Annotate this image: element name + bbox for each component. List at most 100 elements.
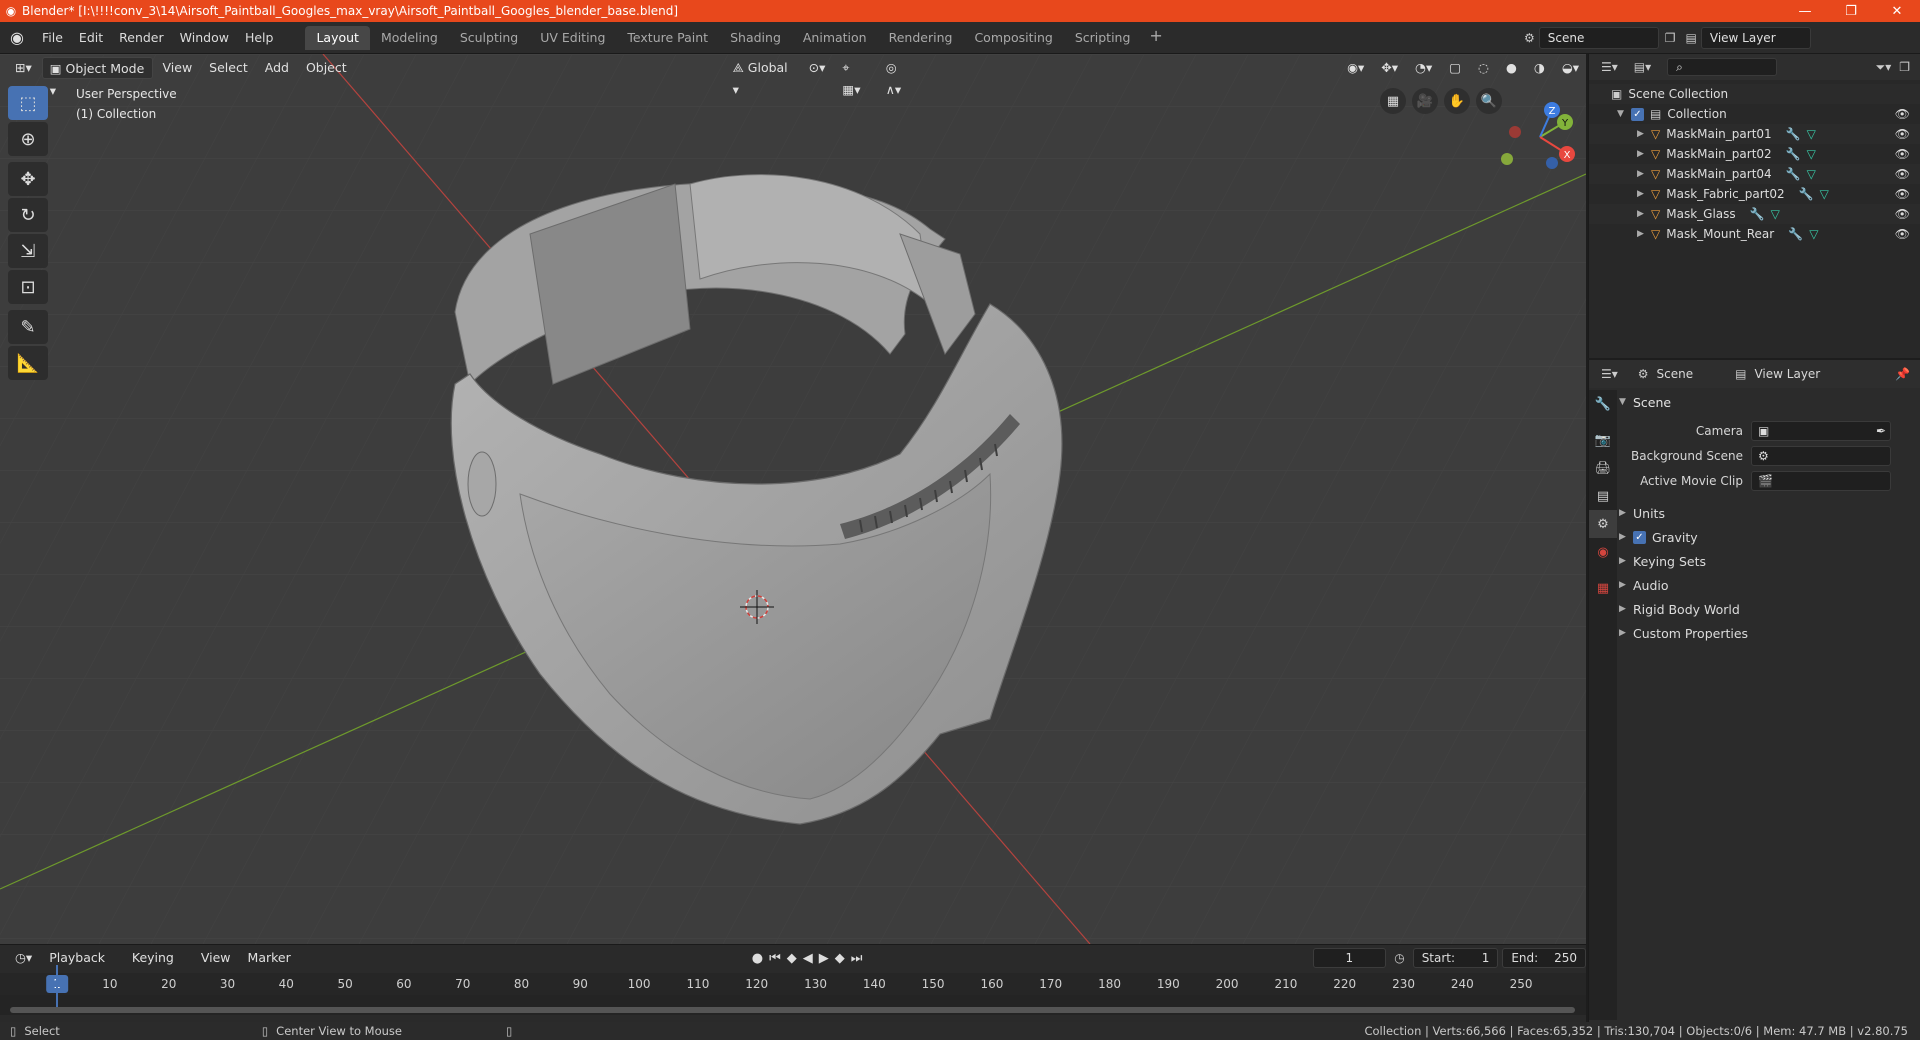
play-reverse-icon[interactable]: ◀ [803,951,813,966]
audio-panel[interactable]: ▶ Audio [1619,573,1919,597]
select-box-tool-icon[interactable]: ⬚ [8,86,48,120]
preview-range-icon[interactable]: ◷ [1394,951,1404,965]
outliner-scene-collection[interactable]: ▣ Scene Collection [1589,84,1920,104]
jump-start-icon[interactable]: ⏮ [769,951,781,966]
menu-help[interactable]: Help [237,26,282,50]
visibility-icon[interactable]: ◉▾ [1340,57,1371,79]
outliner-object-row[interactable]: ▶ ▽ MaskMain_part02 🔧 ▽ 👁 [1589,144,1920,164]
view-layer-field[interactable]: View Layer [1700,27,1811,49]
transform-orientation-dropdown[interactable]: ⟁ Global ▾ [726,57,799,97]
expand-icon[interactable]: ▶ [1637,169,1651,179]
proportional-edit-icon[interactable]: ◎ ∧▾ [879,57,920,97]
outliner-object-row[interactable]: ▶ ▽ Mask_Fabric_part02 🔧 ▽ 👁 [1589,184,1920,204]
end-frame-field[interactable]: End: 250 [1502,948,1586,968]
menu-file[interactable]: File [34,26,71,50]
outliner-object-row[interactable]: ▶ ▽ Mask_Mount_Rear 🔧 ▽ 👁 [1589,224,1920,244]
shading-wireframe-icon[interactable]: ◌ [1471,57,1496,79]
annotate-tool-icon[interactable]: ✎ [8,310,48,344]
properties-view-layer-label[interactable]: View Layer [1754,367,1820,381]
texture-tab-icon[interactable]: ▦ [1589,574,1617,602]
collapse-icon[interactable]: ▼ [1617,109,1631,119]
outliner-object-row[interactable]: ▶ ▽ Mask_Glass 🔧 ▽ 👁 [1589,204,1920,224]
timeline-scrollbar[interactable] [10,1007,1575,1013]
overlay-toggle-icon[interactable]: ◔▾ [1408,57,1439,79]
menu-window[interactable]: Window [172,26,237,50]
jump-end-icon[interactable]: ⏭ [851,951,863,966]
tab-sculpting[interactable]: Sculpting [449,26,529,50]
camera-view-icon[interactable]: 🎥 [1412,88,1438,114]
viewport-menu-object[interactable]: Object [299,57,354,79]
eye-icon[interactable]: 👁 [1895,167,1910,181]
blender-menu-icon[interactable]: ◉ [0,28,34,47]
tab-rendering[interactable]: Rendering [878,26,964,50]
minimize-button[interactable]: — [1782,0,1828,22]
play-icon[interactable]: ▶ [819,951,829,966]
transform-tool-icon[interactable]: ⊡ [8,270,48,304]
pin-icon[interactable]: 📌 [1895,367,1910,381]
mode-dropdown[interactable]: ▣ Object Mode ▾ [41,57,153,98]
viewport-menu-select[interactable]: Select [202,57,255,79]
outliner-object-row[interactable]: ▶ ▽ MaskMain_part01 🔧 ▽ 👁 [1589,124,1920,144]
eye-icon[interactable]: 👁 [1895,147,1910,161]
navigation-gizmo[interactable]: Y Z X [1495,92,1585,182]
filter-icon[interactable]: ⏷▾ [1876,60,1892,75]
tab-scripting[interactable]: Scripting [1064,26,1142,50]
eye-icon[interactable]: 👁 [1895,127,1910,141]
display-mode-icon[interactable]: ▤▾ [1634,60,1651,74]
record-icon[interactable]: ● [752,951,763,966]
tool-tab-icon[interactable]: 🔧 [1589,390,1617,418]
scale-tool-icon[interactable]: ⇲ [8,234,48,268]
next-keyframe-icon[interactable]: ◆ [835,951,845,966]
scene-field[interactable]: Scene [1538,27,1659,49]
timeline-menu-marker[interactable]: Marker [241,947,298,969]
expand-icon[interactable]: ▶ [1637,189,1651,199]
gravity-checkbox[interactable]: ✓ [1633,530,1646,544]
add-workspace-button[interactable]: + [1141,26,1170,50]
tab-compositing[interactable]: Compositing [963,26,1063,50]
maximize-button[interactable]: ❐ [1828,0,1874,22]
render-tab-icon[interactable]: 📷 [1589,426,1617,454]
outliner-editor-type-icon[interactable]: ☰▾ [1601,60,1618,74]
snap-icon[interactable]: ⌖ ▦▾ [835,57,875,97]
expand-icon[interactable]: ▶ [1637,229,1651,239]
menu-edit[interactable]: Edit [71,26,111,50]
eye-icon[interactable]: 👁 [1895,227,1910,241]
eye-icon[interactable]: 👁 [1895,107,1910,121]
gravity-panel[interactable]: ▶ ✓ Gravity [1619,525,1919,549]
playhead-line[interactable] [56,965,58,1007]
shading-material-icon[interactable]: ◑ [1527,57,1552,79]
properties-editor-type-icon[interactable]: ☰▾ [1601,367,1618,381]
background-scene-field[interactable]: ⚙ [1751,445,1891,466]
expand-icon[interactable]: ▶ [1637,209,1651,219]
cursor-tool-icon[interactable]: ⊕ [8,122,48,156]
timeline-menu-keying[interactable]: Keying ▾ [125,947,191,987]
eye-icon[interactable]: 👁 [1895,207,1910,221]
menu-render[interactable]: Render [111,26,172,50]
outliner-search-input[interactable]: ⌕ [1667,58,1778,76]
editor-type-icon[interactable]: ⊞▾ [8,57,39,79]
output-tab-icon[interactable]: 🖨 [1589,454,1617,482]
measure-tool-icon[interactable]: 📐 [8,346,48,380]
pivot-point-icon[interactable]: ⊙▾ [802,57,833,79]
units-panel[interactable]: ▶ Units [1619,501,1919,525]
xray-toggle-icon[interactable]: ▢ [1442,57,1468,79]
3d-viewport[interactable]: ⊞▾ ▣ Object Mode ▾ View Select Add Objec… [0,54,1586,944]
tab-layout[interactable]: Layout [305,25,370,50]
scene-properties-tab-icon[interactable]: ⚙ [1589,510,1617,538]
new-scene-icon[interactable]: ❐ [1665,31,1676,45]
expand-icon[interactable]: ▶ [1637,149,1651,159]
custom-properties-panel[interactable]: ▶ Custom Properties [1619,621,1919,645]
close-button[interactable]: ✕ [1874,0,1920,22]
properties-scene-label[interactable]: Scene [1657,367,1694,381]
view-layer-tab-icon[interactable]: ▤ [1589,482,1617,510]
scene-section-header[interactable]: ▼ Scene [1619,390,1919,414]
pan-view-icon[interactable]: ✋ [1444,88,1470,114]
outliner-object-row[interactable]: ▶ ▽ MaskMain_part04 🔧 ▽ 👁 [1589,164,1920,184]
toggle-camera-view-icon[interactable]: ▦ [1380,88,1406,114]
shading-rendered-icon[interactable]: ◒▾ [1555,57,1586,79]
timeline-ruler[interactable]: 1102030405060708090100110120130140150160… [0,973,1586,995]
eye-icon[interactable]: 👁 [1895,187,1910,201]
tab-texture-paint[interactable]: Texture Paint [616,26,719,50]
tab-shading[interactable]: Shading [719,26,792,50]
tab-animation[interactable]: Animation [792,26,878,50]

-.-.-

→ Aim of the exercise
Copy out every row from the one containing "play-reverse-icon[interactable]: ◀ [803,951,813,966]" down to the one containing "menu-help[interactable]: Help [237,26,282,50]", both included, without changing anything.

→ Complete response
play-reverse-icon[interactable]: ◀ [803,951,813,966]
audio-panel[interactable]: ▶ Audio [1619,573,1919,597]
select-box-tool-icon[interactable]: ⬚ [8,86,48,120]
preview-range-icon[interactable]: ◷ [1394,951,1404,965]
outliner-scene-collection[interactable]: ▣ Scene Collection [1589,84,1920,104]
jump-start-icon[interactable]: ⏮ [769,951,781,966]
menu-help[interactable]: Help [237,26,282,50]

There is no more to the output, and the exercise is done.